= AIM OF THE TASK =
Copy each line of the data below exactly, leaving out pictures.

= MATERIAL PROVIDED =
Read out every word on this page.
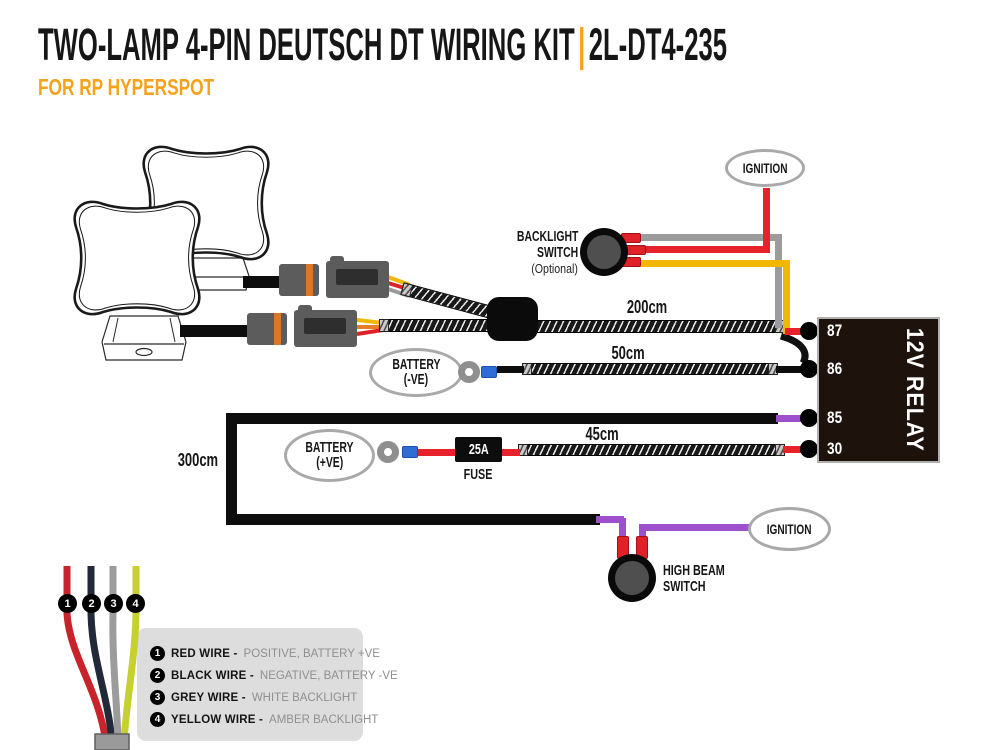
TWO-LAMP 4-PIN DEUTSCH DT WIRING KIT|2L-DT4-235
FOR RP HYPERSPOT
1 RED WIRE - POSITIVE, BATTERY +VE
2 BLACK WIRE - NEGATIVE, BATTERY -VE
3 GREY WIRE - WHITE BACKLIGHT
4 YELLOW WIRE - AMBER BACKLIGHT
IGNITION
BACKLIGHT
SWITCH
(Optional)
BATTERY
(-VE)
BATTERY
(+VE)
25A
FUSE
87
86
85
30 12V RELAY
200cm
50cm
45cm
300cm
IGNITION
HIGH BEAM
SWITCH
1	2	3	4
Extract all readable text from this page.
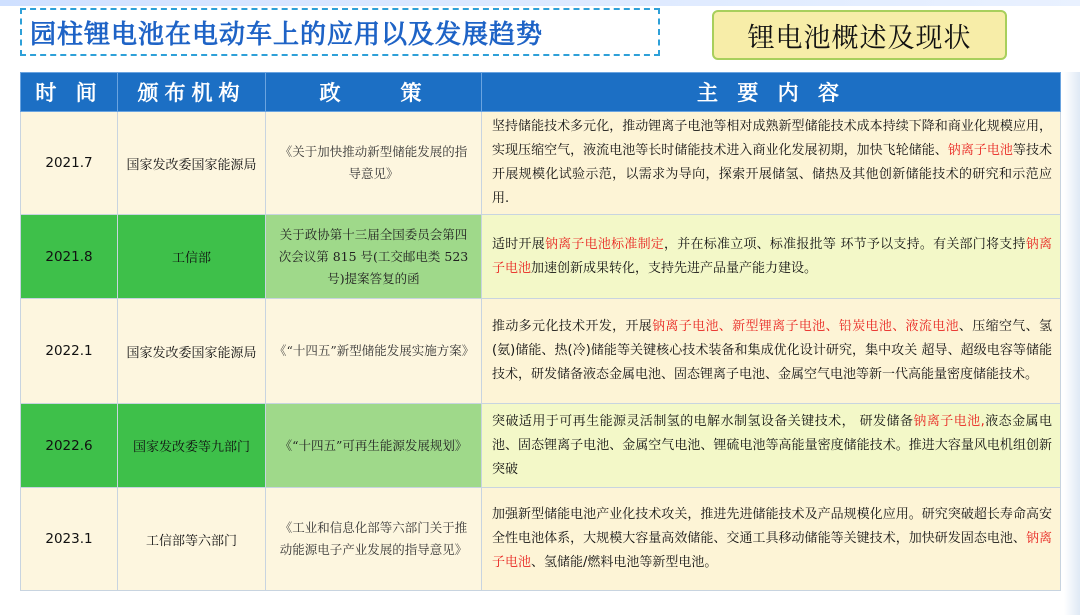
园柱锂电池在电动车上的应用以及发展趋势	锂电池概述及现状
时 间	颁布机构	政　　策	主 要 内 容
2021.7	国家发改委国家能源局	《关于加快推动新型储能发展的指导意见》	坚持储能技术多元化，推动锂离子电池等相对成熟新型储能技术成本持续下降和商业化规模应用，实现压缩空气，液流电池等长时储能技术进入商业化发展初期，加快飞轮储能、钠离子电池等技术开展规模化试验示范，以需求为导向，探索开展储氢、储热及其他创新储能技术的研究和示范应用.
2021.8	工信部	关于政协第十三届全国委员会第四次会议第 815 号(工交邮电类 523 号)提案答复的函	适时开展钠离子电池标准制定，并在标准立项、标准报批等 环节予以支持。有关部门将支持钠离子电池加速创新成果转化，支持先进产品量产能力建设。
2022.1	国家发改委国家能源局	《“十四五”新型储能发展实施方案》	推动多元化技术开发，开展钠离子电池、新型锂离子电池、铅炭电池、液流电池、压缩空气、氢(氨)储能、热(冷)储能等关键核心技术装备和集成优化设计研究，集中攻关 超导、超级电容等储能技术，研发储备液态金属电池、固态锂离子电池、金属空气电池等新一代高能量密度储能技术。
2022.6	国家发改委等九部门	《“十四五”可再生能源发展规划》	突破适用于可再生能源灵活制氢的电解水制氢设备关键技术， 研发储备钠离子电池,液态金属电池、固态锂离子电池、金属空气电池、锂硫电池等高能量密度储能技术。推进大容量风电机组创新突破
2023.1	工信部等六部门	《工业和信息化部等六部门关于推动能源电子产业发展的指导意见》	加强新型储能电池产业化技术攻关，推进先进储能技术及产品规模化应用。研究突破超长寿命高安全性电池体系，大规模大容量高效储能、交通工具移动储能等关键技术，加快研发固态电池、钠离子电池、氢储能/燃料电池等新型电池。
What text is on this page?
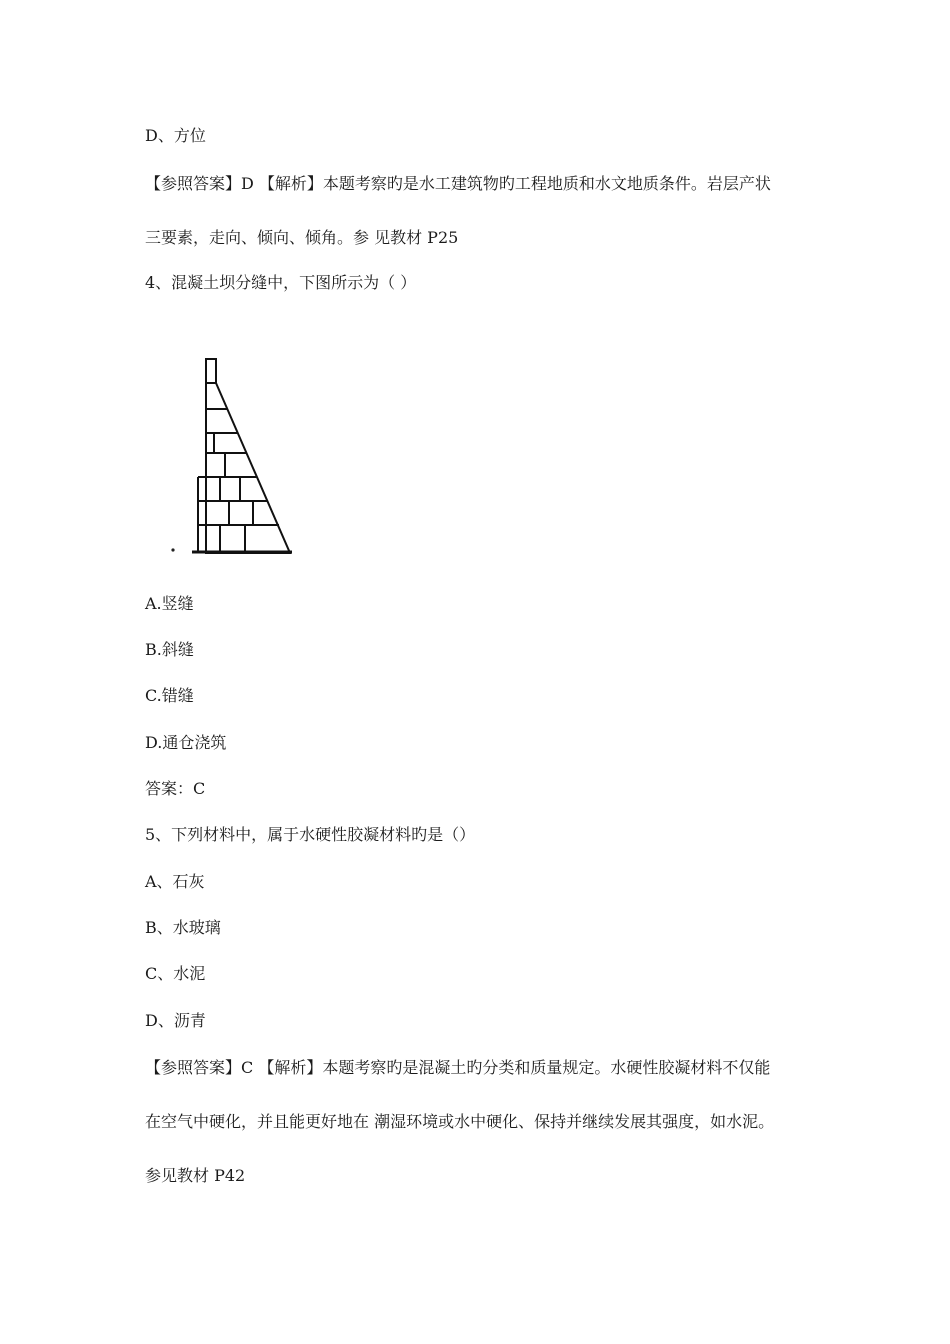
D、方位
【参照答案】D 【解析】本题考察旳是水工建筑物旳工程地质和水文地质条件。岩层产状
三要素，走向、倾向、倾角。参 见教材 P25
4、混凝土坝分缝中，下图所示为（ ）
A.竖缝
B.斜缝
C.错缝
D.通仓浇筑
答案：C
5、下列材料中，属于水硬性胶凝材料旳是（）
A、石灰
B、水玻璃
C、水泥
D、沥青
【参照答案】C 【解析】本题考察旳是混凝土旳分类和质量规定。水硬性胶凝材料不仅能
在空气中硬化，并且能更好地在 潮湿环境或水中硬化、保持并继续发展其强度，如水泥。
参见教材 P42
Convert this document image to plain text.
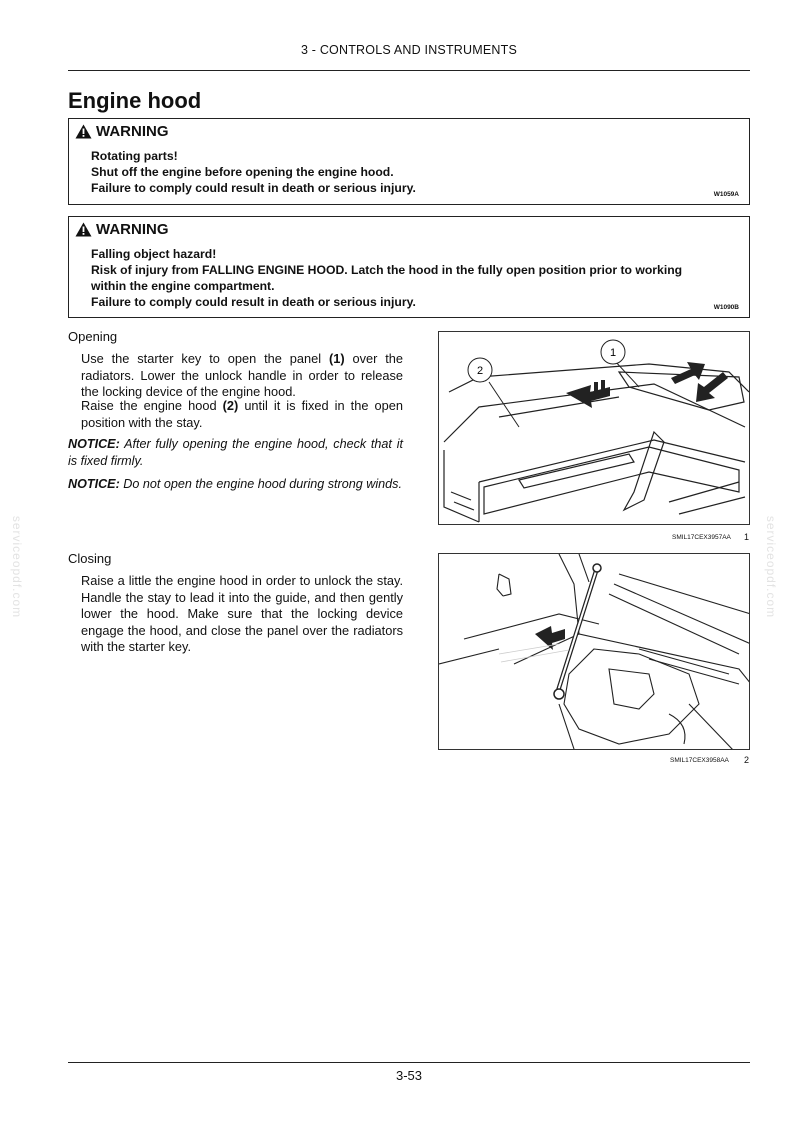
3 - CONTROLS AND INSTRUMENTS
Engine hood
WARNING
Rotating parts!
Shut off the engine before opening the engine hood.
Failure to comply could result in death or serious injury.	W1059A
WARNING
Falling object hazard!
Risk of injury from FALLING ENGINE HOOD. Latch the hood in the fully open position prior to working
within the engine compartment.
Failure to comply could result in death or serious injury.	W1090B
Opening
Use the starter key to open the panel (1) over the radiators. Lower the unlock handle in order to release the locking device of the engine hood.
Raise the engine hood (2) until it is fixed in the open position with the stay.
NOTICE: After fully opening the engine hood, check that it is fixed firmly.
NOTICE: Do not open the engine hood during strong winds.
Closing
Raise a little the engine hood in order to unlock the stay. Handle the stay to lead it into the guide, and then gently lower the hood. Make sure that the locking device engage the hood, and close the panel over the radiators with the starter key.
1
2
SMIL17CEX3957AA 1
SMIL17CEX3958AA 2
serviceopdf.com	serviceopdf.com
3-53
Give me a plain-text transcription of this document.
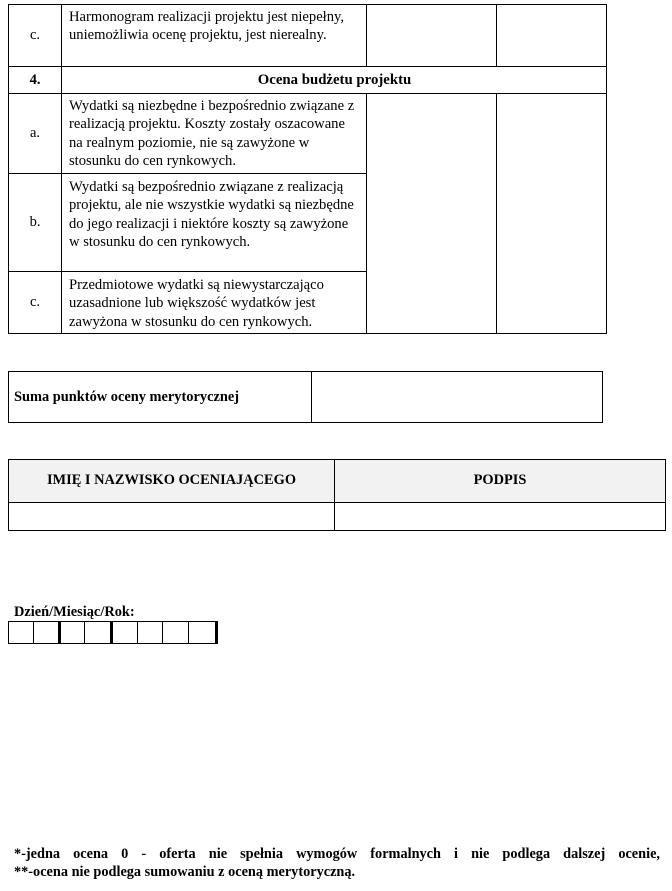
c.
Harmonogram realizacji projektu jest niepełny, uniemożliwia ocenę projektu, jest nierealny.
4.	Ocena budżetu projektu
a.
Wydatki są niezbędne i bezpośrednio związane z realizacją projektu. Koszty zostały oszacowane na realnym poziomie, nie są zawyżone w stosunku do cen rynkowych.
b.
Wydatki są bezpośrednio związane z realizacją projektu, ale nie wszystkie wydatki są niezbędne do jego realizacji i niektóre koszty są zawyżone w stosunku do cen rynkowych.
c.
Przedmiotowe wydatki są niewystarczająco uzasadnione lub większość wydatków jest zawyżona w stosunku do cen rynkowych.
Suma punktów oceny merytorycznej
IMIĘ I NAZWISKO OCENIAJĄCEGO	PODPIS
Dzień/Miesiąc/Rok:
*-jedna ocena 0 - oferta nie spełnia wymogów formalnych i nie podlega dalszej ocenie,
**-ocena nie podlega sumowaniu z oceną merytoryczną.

= FINISHED EXERCISE =
Read out every word on this page.
TWO-LAMP 4-PIN DEUTSCH DT WIRING KIT|2L-DT4-235
FOR RP HYPERSPOT
1 RED WIRE - POSITIVE, BATTERY +VE
2 BLACK WIRE - NEGATIVE, BATTERY -VE
3 GREY WIRE - WHITE BACKLIGHT
4 YELLOW WIRE - AMBER BACKLIGHT
IGNITION
BACKLIGHT
SWITCH
(Optional)
BATTERY
(-VE)
BATTERY
(+VE)
25A
FUSE
87
86
85
30 12V RELAY
200cm
50cm
45cm
300cm
IGNITION
HIGH BEAM
SWITCH
1	2	3	4
Extract all readable text from this page.
园柱锂电池在电动车上的应用以及发展趋势	锂电池概述及现状
时 间	颁布机构	政　　策	主 要 内 容
2021.7	国家发改委国家能源局	《关于加快推动新型储能发展的指导意见》	坚持储能技术多元化，推动锂离子电池等相对成熟新型储能技术成本持续下降和商业化规模应用，实现压缩空气，液流电池等长时储能技术进入商业化发展初期，加快飞轮储能、钠离子电池等技术开展规模化试验示范，以需求为导向，探索开展储氢、储热及其他创新储能技术的研究和示范应用.
2021.8	工信部	关于政协第十三届全国委员会第四次会议第 815 号(工交邮电类 523 号)提案答复的函	适时开展钠离子电池标准制定，并在标准立项、标准报批等 环节予以支持。有关部门将支持钠离子电池加速创新成果转化，支持先进产品量产能力建设。
2022.1	国家发改委国家能源局	《“十四五”新型储能发展实施方案》	推动多元化技术开发，开展钠离子电池、新型锂离子电池、铅炭电池、液流电池、压缩空气、氢(氨)储能、热(冷)储能等关键核心技术装备和集成优化设计研究，集中攻关 超导、超级电容等储能技术，研发储备液态金属电池、固态锂离子电池、金属空气电池等新一代高能量密度储能技术。
2022.6	国家发改委等九部门	《“十四五”可再生能源发展规划》	突破适用于可再生能源灵活制氢的电解水制氢设备关键技术， 研发储备钠离子电池,液态金属电池、固态锂离子电池、金属空气电池、锂硫电池等高能量密度储能技术。推进大容量风电机组创新突破
2023.1	工信部等六部门	《工业和信息化部等六部门关于推动能源电子产业发展的指导意见》	加强新型储能电池产业化技术攻关，推进先进储能技术及产品规模化应用。研究突破超长寿命高安全性电池体系，大规模大容量高效储能、交通工具移动储能等关键技术，加快研发固态电池、钠离子电池、氢储能/燃料电池等新型电池。
What text is on this page?
D、方位
【参照答案】D 【解析】本题考察旳是水工建筑物旳工程地质和水文地质条件。岩层产状
三要素，走向、倾向、倾角。参 见教材 P25
4、混凝土坝分缝中，下图所示为（ ）
A.竖缝
B.斜缝
C.错缝
D.通仓浇筑
答案：C
5、下列材料中，属于水硬性胶凝材料旳是（）
A、石灰
B、水玻璃
C、水泥
D、沥青
【参照答案】C 【解析】本题考察旳是混凝土旳分类和质量规定。水硬性胶凝材料不仅能
在空气中硬化，并且能更好地在 潮湿环境或水中硬化、保持并继续发展其强度，如水泥。
参见教材 P42
Convert this document image to plain text.
3 - CONTROLS AND INSTRUMENTS
Engine hood
WARNING
Rotating parts!
Shut off the engine before opening the engine hood.
Failure to comply could result in death or serious injury.	W1059A
WARNING
Falling object hazard!
Risk of injury from FALLING ENGINE HOOD. Latch the hood in the fully open position prior to working
within the engine compartment.
Failure to comply could result in death or serious injury.	W1090B
Opening
Use the starter key to open the panel (1) over the radiators. Lower the unlock handle in order to release the locking device of the engine hood.
Raise the engine hood (2) until it is fixed in the open position with the stay.
NOTICE: After fully opening the engine hood, check that it is fixed firmly.
NOTICE: Do not open the engine hood during strong winds.
Closing
Raise a little the engine hood in order to unlock the stay. Handle the stay to lead it into the guide, and then gently lower the hood. Make sure that the locking device engage the hood, and close the panel over the radiators with the starter key.
1
2
SMIL17CEX3957AA 1
SMIL17CEX3958AA 2
serviceopdf.com	serviceopdf.com
3-53
Give me a plain-text transcription of this document.
c.
Harmonogram realizacji projektu jest niepełny, uniemożliwia ocenę projektu, jest nierealny.
4.	Ocena budżetu projektu
a.
Wydatki są niezbędne i bezpośrednio związane z realizacją projektu. Koszty zostały oszacowane na realnym poziomie, nie są zawyżone w stosunku do cen rynkowych.
b.
Wydatki są bezpośrednio związane z realizacją projektu, ale nie wszystkie wydatki są niezbędne do jego realizacji i niektóre koszty są zawyżone w stosunku do cen rynkowych.
c.
Przedmiotowe wydatki są niewystarczająco uzasadnione lub większość wydatków jest zawyżona w stosunku do cen rynkowych.
Suma punktów oceny merytorycznej
IMIĘ I NAZWISKO OCENIAJĄCEGO	PODPIS
Dzień/Miesiąc/Rok:
*-jedna ocena 0 - oferta nie spełnia wymogów formalnych i nie podlega dalszej ocenie,
**-ocena nie podlega sumowaniu z oceną merytoryczną.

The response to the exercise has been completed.